§ **EXERCISE DESCRIPTION**: Which lines hold the word "right"? Show each of them.

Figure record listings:
***

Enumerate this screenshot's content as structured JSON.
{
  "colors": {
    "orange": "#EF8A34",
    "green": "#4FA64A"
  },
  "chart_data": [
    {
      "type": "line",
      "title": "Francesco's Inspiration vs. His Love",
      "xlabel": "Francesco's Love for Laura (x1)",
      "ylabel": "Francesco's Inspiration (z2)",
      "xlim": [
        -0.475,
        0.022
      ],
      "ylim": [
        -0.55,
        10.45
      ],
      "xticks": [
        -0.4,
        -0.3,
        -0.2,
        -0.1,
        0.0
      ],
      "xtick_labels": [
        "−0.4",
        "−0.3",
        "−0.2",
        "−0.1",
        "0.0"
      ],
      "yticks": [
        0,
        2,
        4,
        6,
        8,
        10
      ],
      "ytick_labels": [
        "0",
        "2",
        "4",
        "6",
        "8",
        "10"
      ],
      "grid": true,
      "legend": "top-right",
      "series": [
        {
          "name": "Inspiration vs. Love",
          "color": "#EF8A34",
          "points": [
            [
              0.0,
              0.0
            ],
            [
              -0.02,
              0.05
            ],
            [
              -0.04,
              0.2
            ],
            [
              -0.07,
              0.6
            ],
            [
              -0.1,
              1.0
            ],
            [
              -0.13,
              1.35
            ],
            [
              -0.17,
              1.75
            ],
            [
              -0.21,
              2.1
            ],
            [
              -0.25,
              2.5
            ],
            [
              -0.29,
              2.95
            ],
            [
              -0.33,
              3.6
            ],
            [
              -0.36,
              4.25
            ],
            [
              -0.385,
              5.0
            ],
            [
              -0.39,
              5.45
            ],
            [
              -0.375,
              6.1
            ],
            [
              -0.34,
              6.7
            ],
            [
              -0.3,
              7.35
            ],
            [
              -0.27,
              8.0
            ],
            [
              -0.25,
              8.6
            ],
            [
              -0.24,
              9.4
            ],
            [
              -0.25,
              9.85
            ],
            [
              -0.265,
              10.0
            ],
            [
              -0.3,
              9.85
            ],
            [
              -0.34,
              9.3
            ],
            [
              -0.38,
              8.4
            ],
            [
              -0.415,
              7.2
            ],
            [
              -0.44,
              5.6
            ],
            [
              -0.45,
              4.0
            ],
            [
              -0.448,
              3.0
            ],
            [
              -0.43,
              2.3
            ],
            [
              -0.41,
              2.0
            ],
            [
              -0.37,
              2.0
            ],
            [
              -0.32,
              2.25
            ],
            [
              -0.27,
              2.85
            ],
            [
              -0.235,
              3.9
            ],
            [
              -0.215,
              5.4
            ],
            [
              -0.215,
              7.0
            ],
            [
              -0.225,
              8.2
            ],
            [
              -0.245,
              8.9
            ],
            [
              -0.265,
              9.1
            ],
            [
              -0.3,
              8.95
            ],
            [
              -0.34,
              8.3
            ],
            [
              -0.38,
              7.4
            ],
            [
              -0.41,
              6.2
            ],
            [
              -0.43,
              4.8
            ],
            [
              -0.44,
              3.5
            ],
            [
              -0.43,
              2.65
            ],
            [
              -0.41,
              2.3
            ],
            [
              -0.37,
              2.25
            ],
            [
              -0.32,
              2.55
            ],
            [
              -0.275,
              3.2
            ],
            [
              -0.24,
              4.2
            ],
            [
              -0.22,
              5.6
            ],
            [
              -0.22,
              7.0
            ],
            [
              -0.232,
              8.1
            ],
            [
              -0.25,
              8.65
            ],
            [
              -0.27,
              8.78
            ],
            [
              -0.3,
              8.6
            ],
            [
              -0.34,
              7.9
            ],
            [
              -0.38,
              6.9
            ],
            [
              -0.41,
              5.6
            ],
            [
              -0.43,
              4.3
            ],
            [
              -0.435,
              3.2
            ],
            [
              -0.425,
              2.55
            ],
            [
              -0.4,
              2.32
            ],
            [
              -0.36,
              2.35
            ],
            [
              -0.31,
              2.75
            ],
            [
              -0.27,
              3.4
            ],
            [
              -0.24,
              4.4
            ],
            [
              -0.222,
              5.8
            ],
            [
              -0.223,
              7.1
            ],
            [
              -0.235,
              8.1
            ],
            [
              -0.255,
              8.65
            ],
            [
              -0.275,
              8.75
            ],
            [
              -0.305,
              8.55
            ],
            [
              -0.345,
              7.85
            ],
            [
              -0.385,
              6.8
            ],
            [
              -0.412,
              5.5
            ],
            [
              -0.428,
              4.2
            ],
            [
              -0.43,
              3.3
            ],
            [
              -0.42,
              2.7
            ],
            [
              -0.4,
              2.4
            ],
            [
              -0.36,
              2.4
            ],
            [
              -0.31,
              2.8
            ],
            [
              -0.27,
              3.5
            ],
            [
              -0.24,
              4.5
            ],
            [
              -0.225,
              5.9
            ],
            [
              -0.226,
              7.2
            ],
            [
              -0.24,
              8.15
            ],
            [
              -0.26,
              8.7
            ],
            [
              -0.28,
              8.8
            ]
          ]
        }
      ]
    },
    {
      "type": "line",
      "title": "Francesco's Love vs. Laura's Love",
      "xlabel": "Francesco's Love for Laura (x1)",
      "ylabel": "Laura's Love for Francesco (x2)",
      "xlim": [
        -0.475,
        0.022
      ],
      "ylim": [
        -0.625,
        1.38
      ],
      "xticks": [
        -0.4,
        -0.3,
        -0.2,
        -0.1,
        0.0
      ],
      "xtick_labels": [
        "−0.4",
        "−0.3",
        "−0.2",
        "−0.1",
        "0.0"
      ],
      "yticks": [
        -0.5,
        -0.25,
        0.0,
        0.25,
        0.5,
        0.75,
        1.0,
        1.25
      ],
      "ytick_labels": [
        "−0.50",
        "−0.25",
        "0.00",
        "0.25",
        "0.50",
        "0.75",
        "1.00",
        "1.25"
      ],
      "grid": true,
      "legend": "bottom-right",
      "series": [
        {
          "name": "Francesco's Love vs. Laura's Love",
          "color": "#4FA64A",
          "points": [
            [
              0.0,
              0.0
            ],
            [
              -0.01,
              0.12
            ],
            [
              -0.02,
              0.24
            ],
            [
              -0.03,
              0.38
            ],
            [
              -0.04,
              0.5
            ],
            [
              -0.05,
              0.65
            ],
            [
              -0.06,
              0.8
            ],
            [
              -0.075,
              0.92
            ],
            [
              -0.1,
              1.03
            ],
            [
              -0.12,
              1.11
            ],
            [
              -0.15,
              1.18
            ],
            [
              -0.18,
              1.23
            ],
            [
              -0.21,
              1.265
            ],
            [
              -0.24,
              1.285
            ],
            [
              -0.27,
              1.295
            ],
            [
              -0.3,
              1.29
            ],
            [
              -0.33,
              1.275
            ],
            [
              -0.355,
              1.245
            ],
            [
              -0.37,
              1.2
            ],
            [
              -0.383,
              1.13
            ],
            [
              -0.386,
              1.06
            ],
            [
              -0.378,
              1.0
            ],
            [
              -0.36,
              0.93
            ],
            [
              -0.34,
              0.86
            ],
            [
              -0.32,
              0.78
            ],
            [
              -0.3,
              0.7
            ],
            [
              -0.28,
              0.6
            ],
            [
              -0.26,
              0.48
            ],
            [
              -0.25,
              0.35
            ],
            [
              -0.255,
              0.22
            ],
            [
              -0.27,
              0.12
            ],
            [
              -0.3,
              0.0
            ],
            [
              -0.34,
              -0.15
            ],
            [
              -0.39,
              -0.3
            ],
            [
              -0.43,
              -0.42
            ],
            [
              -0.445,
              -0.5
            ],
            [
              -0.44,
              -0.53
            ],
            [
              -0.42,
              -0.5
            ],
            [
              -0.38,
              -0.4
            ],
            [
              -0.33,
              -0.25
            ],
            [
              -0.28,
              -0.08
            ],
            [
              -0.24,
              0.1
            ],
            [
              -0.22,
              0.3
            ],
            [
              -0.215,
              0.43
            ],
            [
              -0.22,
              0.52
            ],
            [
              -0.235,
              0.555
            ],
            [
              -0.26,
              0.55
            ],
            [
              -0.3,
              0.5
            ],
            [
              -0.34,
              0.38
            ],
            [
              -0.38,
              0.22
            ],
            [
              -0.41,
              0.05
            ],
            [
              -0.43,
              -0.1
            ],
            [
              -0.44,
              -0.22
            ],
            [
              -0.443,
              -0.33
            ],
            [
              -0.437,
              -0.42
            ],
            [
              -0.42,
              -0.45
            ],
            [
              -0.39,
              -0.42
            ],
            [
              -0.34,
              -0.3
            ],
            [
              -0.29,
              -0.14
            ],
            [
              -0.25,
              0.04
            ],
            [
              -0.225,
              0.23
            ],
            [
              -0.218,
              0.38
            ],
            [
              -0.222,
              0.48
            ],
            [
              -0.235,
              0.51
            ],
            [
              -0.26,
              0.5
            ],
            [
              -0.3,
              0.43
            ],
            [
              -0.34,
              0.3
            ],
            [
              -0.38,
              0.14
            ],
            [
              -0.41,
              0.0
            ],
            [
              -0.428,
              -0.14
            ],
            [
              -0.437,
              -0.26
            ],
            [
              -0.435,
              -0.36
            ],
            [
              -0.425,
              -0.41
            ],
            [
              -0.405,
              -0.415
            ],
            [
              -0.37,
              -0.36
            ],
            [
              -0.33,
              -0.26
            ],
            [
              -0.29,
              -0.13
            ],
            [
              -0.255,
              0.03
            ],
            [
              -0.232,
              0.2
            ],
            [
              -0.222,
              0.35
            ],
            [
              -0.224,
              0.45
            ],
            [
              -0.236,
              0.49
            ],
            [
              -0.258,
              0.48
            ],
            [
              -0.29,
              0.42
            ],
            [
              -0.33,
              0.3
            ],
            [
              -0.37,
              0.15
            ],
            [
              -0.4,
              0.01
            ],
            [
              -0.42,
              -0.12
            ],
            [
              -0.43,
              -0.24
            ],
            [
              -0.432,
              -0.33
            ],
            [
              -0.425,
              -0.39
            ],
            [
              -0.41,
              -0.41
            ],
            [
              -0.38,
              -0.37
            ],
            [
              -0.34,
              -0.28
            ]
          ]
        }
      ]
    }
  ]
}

***

§ **COMPLETED TASK**:
      "legend": "top-right",
      "legend": "bottom-right",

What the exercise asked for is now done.